• [REQUIREMENTS]
State how many lines in the material below contain the string "Nanjing", with uppercase and lowercase letters treated as distinct. Reply with the number only.

• [EXTRACTED MATERIAL]
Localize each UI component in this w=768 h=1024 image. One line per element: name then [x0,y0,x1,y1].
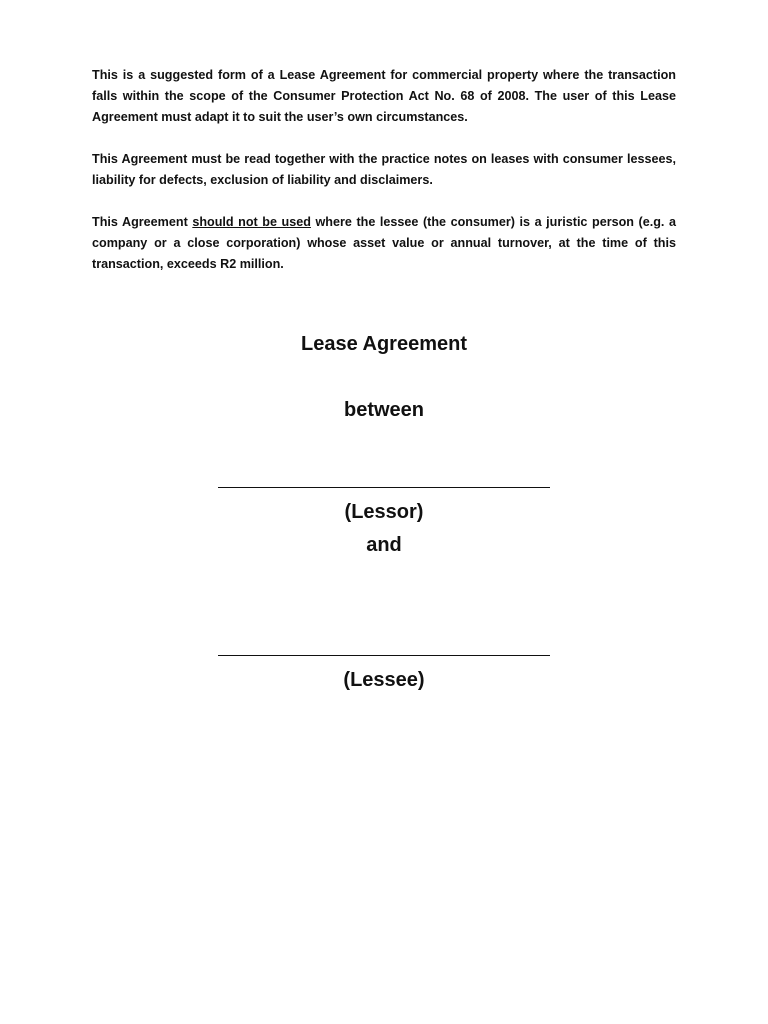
restriction-emphasis: should not be used [192,215,311,229]
lessee-signature-line [218,655,550,656]
lessor-signature-line [218,487,550,488]
lessee-label: (Lessee) [343,669,425,691]
intro-paragraph-practice-notes: This Agreement must be read together with the practice notes on leases with consumer lessees, liability for defects, exclusion of liability and disclaimers. [92,152,676,187]
lessor-label: (Lessor) [344,501,424,523]
and-label: and [366,534,402,556]
agreement-title: Lease Agreement [301,333,467,355]
intro-paragraph-scope: This is a suggested form of a Lease Agreement for commercial property where the transaction falls within the scope of the Consumer Protection Act No. 68 of 2008. The user of this Lease Agreement must adapt it to suit the user’s own circumstances. [92,68,676,124]
between-label: between [343,399,425,421]
restriction-text-start: This Agreement [92,215,193,229]
restriction-text-end: where the lessee (the consumer) is a juristic person (e.g. a company or a close corporation) whose asset value or annual turnover, at the time of this transaction, exceeds R2 million. [92,215,676,271]
intro-paragraph-restriction [92,212,676,275]
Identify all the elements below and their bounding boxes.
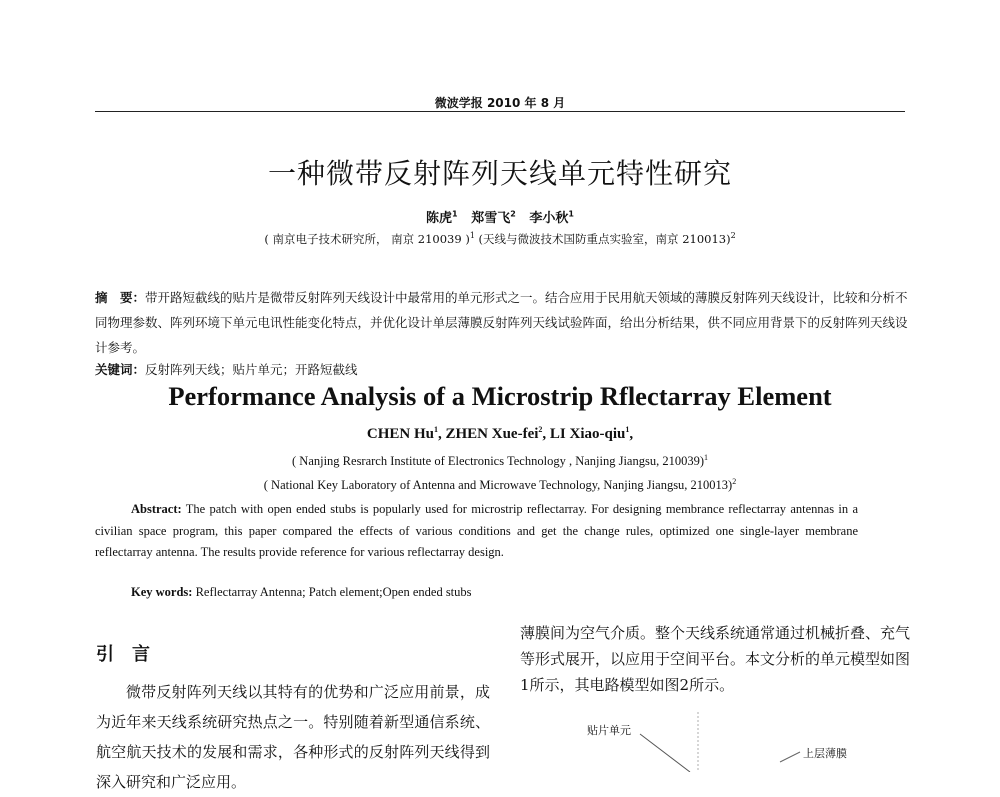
section-heading: 引言 <box>96 644 168 665</box>
author-name: 郑雪飞 <box>471 211 511 226</box>
author-name: ZHEN Xue-fei <box>445 426 539 442</box>
author-sup: 1 <box>625 425 630 434</box>
affiliation-line: ( National Key Laboratory of Antenna and Microwave Technology, Nanjing Jiangsu, 210013) <box>263 478 733 492</box>
keywords-label: Key words: <box>131 585 193 599</box>
keywords-text: 反射阵列天线；贴片单元；开路短截线 <box>145 362 358 377</box>
author-name: CHEN Hu <box>366 426 434 442</box>
affiliation-sup: 1 <box>704 452 708 462</box>
author-sup: 2 <box>538 425 543 434</box>
abstract-label: Abstract: <box>131 502 182 516</box>
affiliation-part: (天线与微波技术国防重点实验室，南京 210013) <box>474 232 731 246</box>
author-sup: 1 <box>433 425 438 434</box>
affiliation-english-1 <box>0 454 1000 469</box>
figure-label-membrane: 上层薄膜 <box>803 747 847 760</box>
figure-membrane-line <box>780 752 800 762</box>
keywords-label: 关键词： <box>95 362 146 377</box>
body-text-right: 薄膜间为空气介质。整个天线系统通常通过机械折叠、充气等形式展开，以应用于空间平台。本文分析的单元模型如图1所示，其电路模型如图2所示。 <box>520 624 911 694</box>
keywords-chinese <box>95 360 910 378</box>
abstract-text: The patch with open ended stubs is popularly used for microstrip reflectarray. For designing membrance reflectarray antennas in a civilian space program, this paper compared the effects of various conditions and get the change rules, optimized one single-layer membrane reflectarray antenna. The results provide reference for various reflectarray design. <box>95 502 858 559</box>
header-rule <box>95 111 905 112</box>
figure-leader-line <box>640 734 690 772</box>
author-sup: 1 <box>452 209 458 219</box>
keywords-text: Reflectarray Antenna; Patch element;Open ended stubs <box>192 585 472 599</box>
abstract-label: 摘 要： <box>95 290 146 305</box>
authors-english: CHEN Hu$^1$, ZHEN Xue-fei$^2$, LI Xiao-qiu$^1$, <box>366 425 634 442</box>
affiliation-sup: 1 <box>469 231 475 241</box>
title-chinese: 一种微带反射阵列天线单元特性研究 <box>267 157 732 190</box>
body-text-left: 微带反射阵列天线以其特有的优势和广泛应用前景，成为近年来天线系统研究热点之一。特别随着新型通信系统、航空航天技术的发展和需求，各种形式的反射阵列天线得到深入研究和广泛应用。 <box>96 683 490 791</box>
affiliation-part: ( 南京电子技术研究所， 南京 210039 ) <box>264 232 470 246</box>
journal-header: 微波学报 2010 年 8 月 <box>434 96 566 110</box>
affiliation-line: ( Nanjing Resrarch Institute of Electronics Technology , Nanjing Jiangsu, 210039) <box>292 454 704 468</box>
author-name: LI Xiao-qiu <box>549 426 626 442</box>
title-english: Performance Analysis of a Microstrip Rflectarray Element <box>168 381 832 411</box>
author-name: 李小秋 <box>529 211 569 226</box>
figure-label-patch: 贴片单元 <box>587 724 631 737</box>
author-sup: 2 <box>510 209 516 219</box>
authors-chinese <box>0 207 1000 226</box>
affiliation-english-2 <box>0 478 1000 493</box>
affiliation-chinese <box>0 231 1000 247</box>
abstract-english <box>95 499 858 564</box>
figure-diagram <box>520 712 910 772</box>
keywords-english <box>131 585 831 600</box>
author-sup: 1 <box>568 209 574 219</box>
affiliation-sup: 2 <box>730 231 736 241</box>
abstract-chinese <box>95 285 910 360</box>
abstract-text: 带开路短截线的贴片是微带反射阵列天线设计中最常用的单元形式之一。结合应用于民用航天领域的薄膜反射阵列天线设计，比较和分析不同物理参数、阵列环境下单元电讯性能变化特点，并优化设计单层薄膜反射阵列天线试验阵面，给出分析结果，供不同应用背景下的反射阵列天线设计参考。 <box>95 290 908 355</box>
affiliation-sup: 2 <box>732 476 737 486</box>
author-name: 陈虎 <box>426 211 453 226</box>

• [TASK ANSWER]
2